# Goal:
Pull out every line with the word "Semaines".

# Supplied data:
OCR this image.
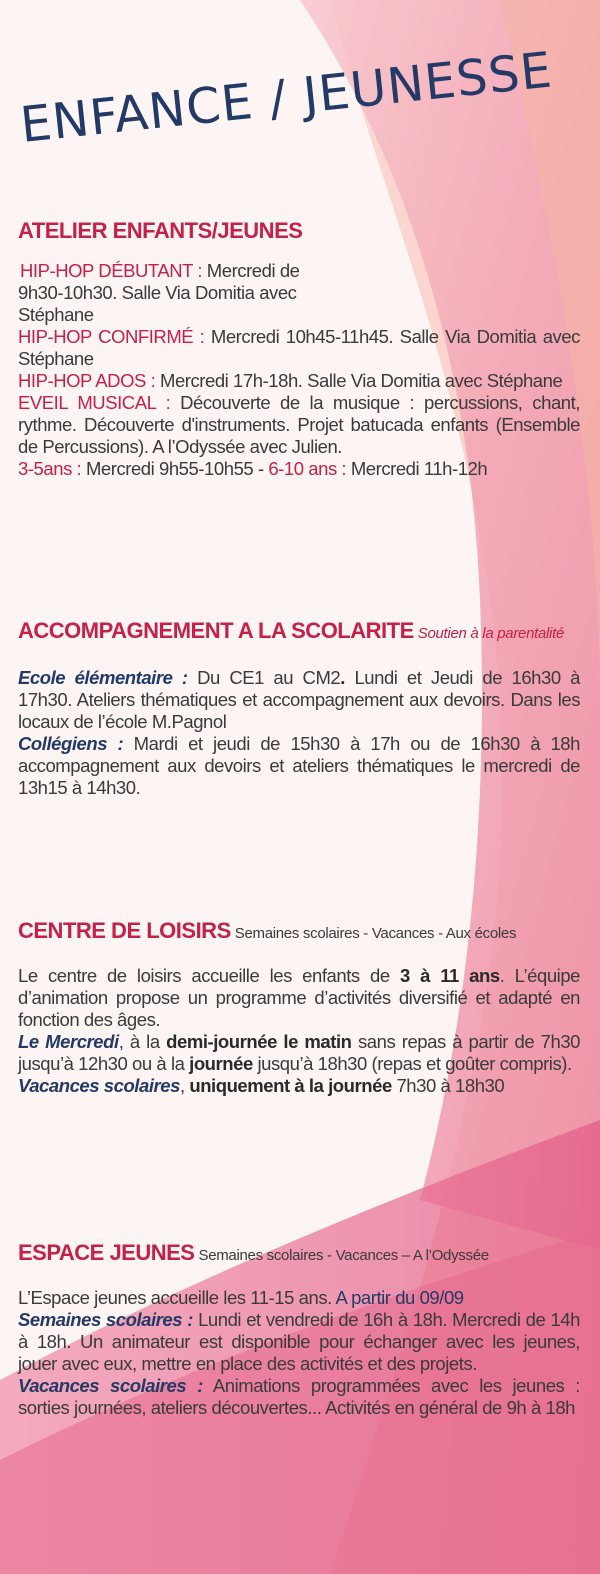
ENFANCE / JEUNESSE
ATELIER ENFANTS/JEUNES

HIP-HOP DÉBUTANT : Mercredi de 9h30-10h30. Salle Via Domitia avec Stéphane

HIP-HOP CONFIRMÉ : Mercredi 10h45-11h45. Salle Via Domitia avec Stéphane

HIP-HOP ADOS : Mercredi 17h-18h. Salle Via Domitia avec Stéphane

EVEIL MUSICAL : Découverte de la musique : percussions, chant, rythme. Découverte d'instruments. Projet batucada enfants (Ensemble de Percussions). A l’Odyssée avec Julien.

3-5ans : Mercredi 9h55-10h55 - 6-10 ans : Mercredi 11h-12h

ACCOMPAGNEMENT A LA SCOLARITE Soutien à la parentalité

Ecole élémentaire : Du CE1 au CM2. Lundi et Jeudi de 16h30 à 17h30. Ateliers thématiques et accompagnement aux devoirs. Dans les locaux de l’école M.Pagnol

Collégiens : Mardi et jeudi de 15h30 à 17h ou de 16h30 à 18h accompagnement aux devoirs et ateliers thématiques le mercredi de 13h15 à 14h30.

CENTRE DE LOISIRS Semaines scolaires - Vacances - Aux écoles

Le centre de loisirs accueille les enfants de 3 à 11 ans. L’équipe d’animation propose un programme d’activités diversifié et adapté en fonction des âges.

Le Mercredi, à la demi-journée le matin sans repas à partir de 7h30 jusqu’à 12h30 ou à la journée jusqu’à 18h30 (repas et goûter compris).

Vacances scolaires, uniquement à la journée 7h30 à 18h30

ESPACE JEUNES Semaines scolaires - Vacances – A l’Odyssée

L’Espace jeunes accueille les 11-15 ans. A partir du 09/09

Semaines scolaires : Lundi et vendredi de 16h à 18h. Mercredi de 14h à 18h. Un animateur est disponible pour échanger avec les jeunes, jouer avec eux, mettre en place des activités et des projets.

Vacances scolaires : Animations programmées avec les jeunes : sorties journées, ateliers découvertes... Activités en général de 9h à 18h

# Answer to this task:
CENTRE DE LOISIRS Semaines scolaires - Vacances - Aux écoles
ESPACE JEUNES Semaines scolaires - Vacances – A l’Odyssée
Semaines scolaires : Lundi et vendredi de 16h à 18h. Mercredi de 14h à 18h. Un animateur est disponible pour échanger avec les jeunes, jouer avec eux, mettre en place des activités et des projets.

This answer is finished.